— Task goal —
Report every line in the listing below where the string "values" shows up.

— Extracted data —
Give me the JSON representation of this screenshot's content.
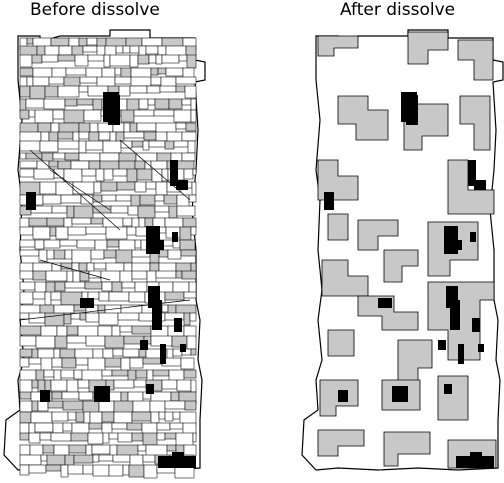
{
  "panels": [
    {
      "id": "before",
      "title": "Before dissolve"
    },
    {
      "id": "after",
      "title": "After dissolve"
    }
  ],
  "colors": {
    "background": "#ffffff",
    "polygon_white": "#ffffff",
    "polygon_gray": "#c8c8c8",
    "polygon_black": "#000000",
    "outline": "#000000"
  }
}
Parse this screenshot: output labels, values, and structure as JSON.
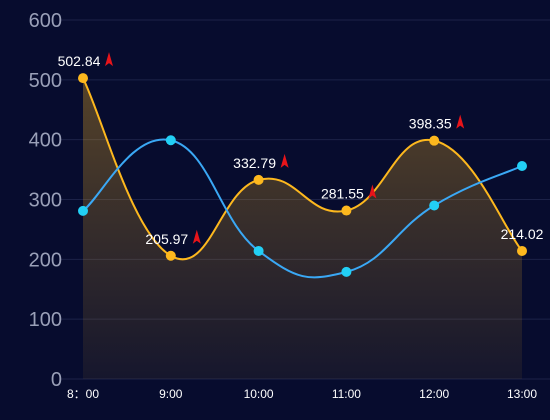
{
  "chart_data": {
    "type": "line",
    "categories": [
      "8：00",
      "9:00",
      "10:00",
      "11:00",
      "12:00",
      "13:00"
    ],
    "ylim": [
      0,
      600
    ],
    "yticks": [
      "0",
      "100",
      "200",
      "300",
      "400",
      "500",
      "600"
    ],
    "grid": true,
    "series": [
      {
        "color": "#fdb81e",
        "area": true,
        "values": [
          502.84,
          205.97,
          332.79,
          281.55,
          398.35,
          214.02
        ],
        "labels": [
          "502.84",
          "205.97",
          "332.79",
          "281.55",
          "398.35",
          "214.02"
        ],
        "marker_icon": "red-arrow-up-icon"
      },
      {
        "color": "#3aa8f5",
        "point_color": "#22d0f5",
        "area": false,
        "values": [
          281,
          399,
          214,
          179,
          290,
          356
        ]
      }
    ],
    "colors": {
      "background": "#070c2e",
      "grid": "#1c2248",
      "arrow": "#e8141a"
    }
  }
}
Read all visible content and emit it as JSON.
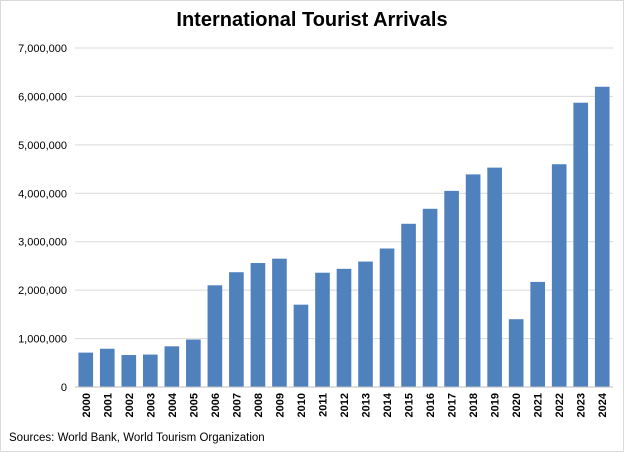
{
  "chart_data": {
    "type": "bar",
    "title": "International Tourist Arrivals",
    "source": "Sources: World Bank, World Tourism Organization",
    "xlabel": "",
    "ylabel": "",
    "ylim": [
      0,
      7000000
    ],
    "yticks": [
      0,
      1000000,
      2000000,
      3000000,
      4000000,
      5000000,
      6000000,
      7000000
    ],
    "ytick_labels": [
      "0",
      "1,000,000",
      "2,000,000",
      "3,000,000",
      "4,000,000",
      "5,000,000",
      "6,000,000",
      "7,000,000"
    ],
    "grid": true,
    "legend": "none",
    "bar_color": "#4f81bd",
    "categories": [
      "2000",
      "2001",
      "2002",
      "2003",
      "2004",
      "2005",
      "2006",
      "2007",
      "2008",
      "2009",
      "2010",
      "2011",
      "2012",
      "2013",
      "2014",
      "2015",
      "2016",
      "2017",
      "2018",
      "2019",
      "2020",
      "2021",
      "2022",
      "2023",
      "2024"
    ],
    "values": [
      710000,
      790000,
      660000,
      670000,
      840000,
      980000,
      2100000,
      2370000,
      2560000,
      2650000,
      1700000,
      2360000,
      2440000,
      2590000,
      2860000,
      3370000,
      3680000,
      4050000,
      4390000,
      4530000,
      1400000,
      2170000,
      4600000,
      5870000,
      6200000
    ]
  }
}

— Response to the exercise —
Parse this screenshot: output labels, values, and structure as JSON.
        "values": [
        "values": [
    "values": [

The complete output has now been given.